▶ **Input records**:
#####

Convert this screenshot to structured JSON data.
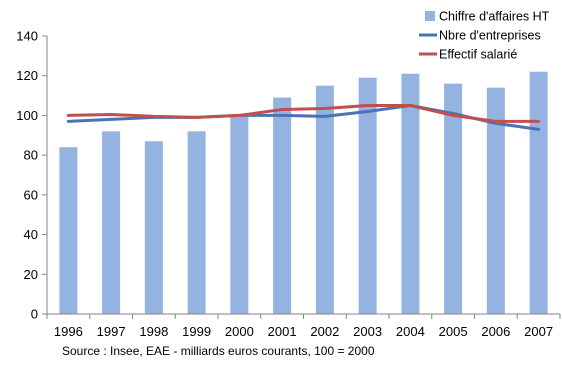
{
  "chart_data": {
    "type": "bar",
    "categories": [
      "1996",
      "1997",
      "1998",
      "1999",
      "2000",
      "2001",
      "2002",
      "2003",
      "2004",
      "2005",
      "2006",
      "2007"
    ],
    "series": [
      {
        "name": "Chiffre d'affaires HT",
        "kind": "bar",
        "color": "#95B3E0",
        "values": [
          84,
          92,
          87,
          92,
          100,
          109,
          115,
          119,
          121,
          116,
          114,
          122
        ]
      },
      {
        "name": "Nbre d'entreprises",
        "kind": "line",
        "color": "#4A73B5",
        "values": [
          97,
          98,
          99,
          99,
          100,
          100,
          99.5,
          102,
          105,
          101,
          96,
          93
        ]
      },
      {
        "name": "Effectif salarié",
        "kind": "line",
        "color": "#C0504D",
        "values": [
          100,
          100.5,
          99.5,
          99,
          100,
          103,
          103.5,
          105,
          105,
          100,
          97,
          97
        ]
      }
    ],
    "ylim": [
      0,
      140
    ],
    "yticks": [
      0,
      20,
      40,
      60,
      80,
      100,
      120,
      140
    ],
    "grid": false,
    "legend_position": "top-right"
  },
  "source_note": "Source : Insee, EAE - milliards euros courants, 100 = 2000"
}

#####

▶ **What is expected**:
Print the complete listing exactly, apart from any pictures.

▶ **Solution to this exercise**:
Convert this screenshot to structured JSON data.
{
  "chart_data": {
    "type": "bar",
    "categories": [
      "1996",
      "1997",
      "1998",
      "1999",
      "2000",
      "2001",
      "2002",
      "2003",
      "2004",
      "2005",
      "2006",
      "2007"
    ],
    "series": [
      {
        "name": "Chiffre d'affaires HT",
        "kind": "bar",
        "color": "#95B3E0",
        "values": [
          84,
          92,
          87,
          92,
          100,
          109,
          115,
          119,
          121,
          116,
          114,
          122
        ]
      },
      {
        "name": "Nbre d'entreprises",
        "kind": "line",
        "color": "#4A73B5",
        "values": [
          97,
          98,
          99,
          99,
          100,
          100,
          99.5,
          102,
          105,
          101,
          96,
          93
        ]
      },
      {
        "name": "Effectif salarié",
        "kind": "line",
        "color": "#C0504D",
        "values": [
          100,
          100.5,
          99.5,
          99,
          100,
          103,
          103.5,
          105,
          105,
          100,
          97,
          97
        ]
      }
    ],
    "ylim": [
      0,
      140
    ],
    "yticks": [
      0,
      20,
      40,
      60,
      80,
      100,
      120,
      140
    ],
    "grid": false,
    "legend_position": "top-right"
  },
  "source_note": "Source : Insee, EAE - milliards euros courants, 100 = 2000"
}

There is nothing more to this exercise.